## [STORED ROWS]
····················

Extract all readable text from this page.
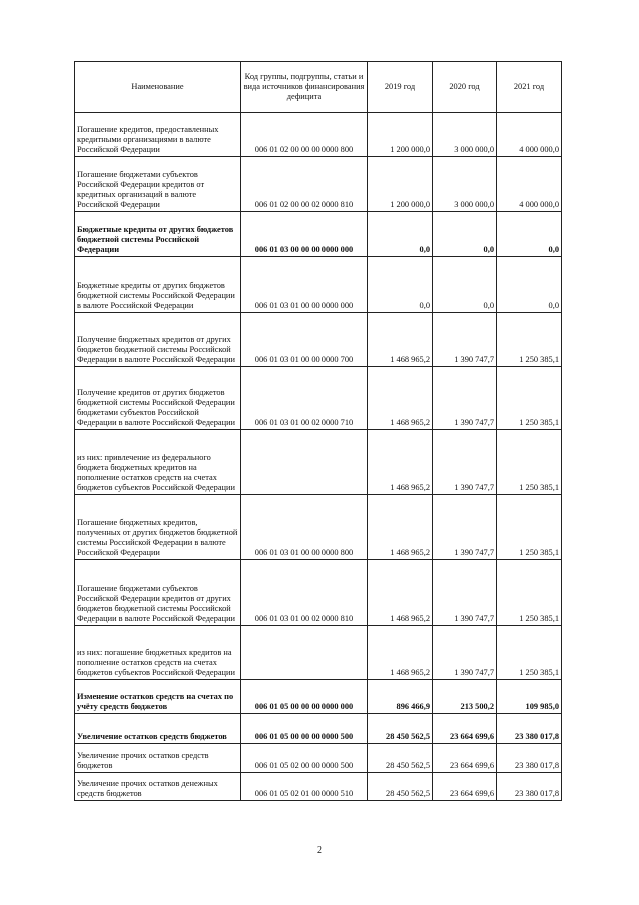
Наименование	Код группы, подгруппы, статьи и вида источников финансирования дефицита	2019 год	2020 год	2021 год
Погашение кредитов, предоставленных кредитными организациями в валюте Российской Федерации	006 01 02 00 00 00 0000 800	1 200 000,0	3 000 000,0	4 000 000,0
Погашение бюджетами субъектов Российской Федерации кредитов от кредитных организаций в валюте Российской Федерации	006 01 02 00 00 02 0000 810	1 200 000,0	3 000 000,0	4 000 000,0
Бюджетные кредиты от других бюджетов бюджетной системы Российской Федерации	006 01 03 00 00 00 0000 000	0,0	0,0	0,0
Бюджетные кредиты от других бюджетов бюджетной системы Российской Федерации в валюте Российской Федерации	006 01 03 01 00 00 0000 000	0,0	0,0	0,0
Получение бюджетных кредитов от других бюджетов бюджетной системы Российской Федерации в валюте Российской Федерации	006 01 03 01 00 00 0000 700	1 468 965,2	1 390 747,7	1 250 385,1
Получение кредитов от других бюджетов бюджетной системы Российской Федерации бюджетами субъектов Российской Федерации в валюте Российской Федерации	006 01 03 01 00 02 0000 710	1 468 965,2	1 390 747,7	1 250 385,1
из них: привлечение из федерального бюджета бюджетных кредитов на пополнение остатков средств на счетах бюджетов субъектов Российской Федерации		1 468 965,2	1 390 747,7	1 250 385,1
Погашение бюджетных кредитов, полученных от других бюджетов бюджетной системы Российской Федерации в валюте Российской Федерации	006 01 03 01 00 00 0000 800	1 468 965,2	1 390 747,7	1 250 385,1
Погашение бюджетами субъектов Российской Федерации кредитов от других бюджетов бюджетной системы Российской Федерации в валюте Российской Федерации	006 01 03 01 00 02 0000 810	1 468 965,2	1 390 747,7	1 250 385,1
из них: погашение бюджетных кредитов на пополнение остатков средств на счетах бюджетов субъектов Российской Федерации		1 468 965,2	1 390 747,7	1 250 385,1
Изменение остатков средств на счетах по учёту средств бюджетов	006 01 05 00 00 00 0000 000	896 466,9	213 500,2	109 985,0
Увеличение остатков средств бюджетов	006 01 05 00 00 00 0000 500	28 450 562,5	23 664 699,6	23 380 017,8
Увеличение прочих остатков средств бюджетов	006 01 05 02 00 00 0000 500	28 450 562,5	23 664 699,6	23 380 017,8
Увеличение прочих остатков денежных средств бюджетов	006 01 05 02 01 00 0000 510	28 450 562,5	23 664 699,6	23 380 017,8
2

····················

Display every line of the listing that contains the string "прочих".

Увеличение прочих остатков средств бюджетов	006 01 05 02 00 00 0000 500	28 450 562,5	23 664 699,6	23 380 017,8
Увеличение прочих остатков денежных средств бюджетов	006 01 05 02 01 00 0000 510	28 450 562,5	23 664 699,6	23 380 017,8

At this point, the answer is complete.